**DO THIS**: Exactly as they appear, output all of the records. Skip any images.

**ROWS**:
>>

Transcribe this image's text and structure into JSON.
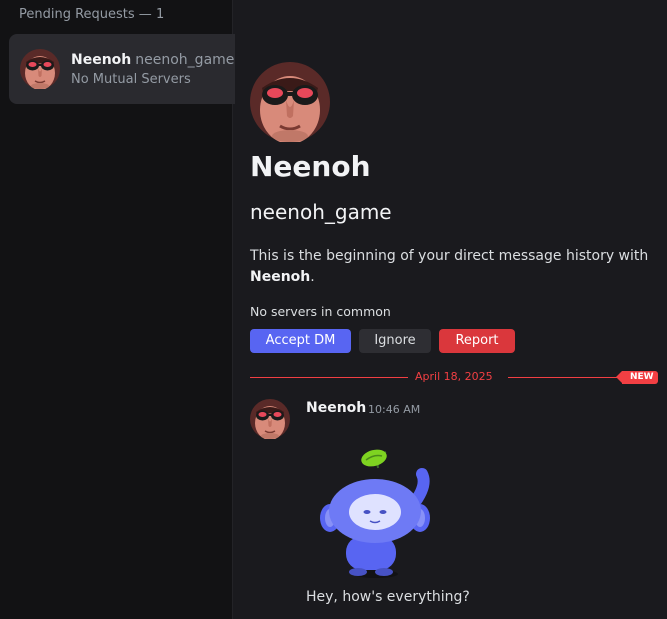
{
  "sidebar": {
    "pending_header": "Pending Requests — 1",
    "request": {
      "display_name": "Neenoh",
      "username": "neenoh_game",
      "subtitle": "No Mutual Servers"
    }
  },
  "profile": {
    "display_name": "Neenoh",
    "username": "neenoh_game",
    "intro_text": "This is the beginning of your direct message history with",
    "intro_name": "Neenoh",
    "intro_end": ".",
    "servers_text": "No servers in common"
  },
  "actions": {
    "accept_label": "Accept DM",
    "ignore_label": "Ignore",
    "report_label": "Report"
  },
  "divider": {
    "date": "April 18, 2025",
    "new_label": "NEW"
  },
  "message": {
    "author": "Neenoh",
    "time": "10:46 AM",
    "sticker": "wumpus-waving-sticker",
    "text": "Hey, how's everything?"
  },
  "colors": {
    "accent": "#5865f2",
    "danger": "#da373c",
    "new_line": "#f23f43",
    "background": "#1a1a1e",
    "sidebar": "#121214"
  }
}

<<

**REPLY**:
Transcribe this image's text and structure into JSON.
{
  "sidebar": {
    "pending_header": "Pending Requests — 1",
    "request": {
      "display_name": "Neenoh",
      "username": "neenoh_game",
      "subtitle": "No Mutual Servers"
    }
  },
  "profile": {
    "display_name": "Neenoh",
    "username": "neenoh_game",
    "intro_text": "This is the beginning of your direct message history with",
    "intro_name": "Neenoh",
    "intro_end": ".",
    "servers_text": "No servers in common"
  },
  "actions": {
    "accept_label": "Accept DM",
    "ignore_label": "Ignore",
    "report_label": "Report"
  },
  "divider": {
    "date": "April 18, 2025",
    "new_label": "NEW"
  },
  "message": {
    "author": "Neenoh",
    "time": "10:46 AM",
    "sticker": "wumpus-waving-sticker",
    "text": "Hey, how's everything?"
  },
  "colors": {
    "accent": "#5865f2",
    "danger": "#da373c",
    "new_line": "#f23f43",
    "background": "#1a1a1e",
    "sidebar": "#121214"
  }
}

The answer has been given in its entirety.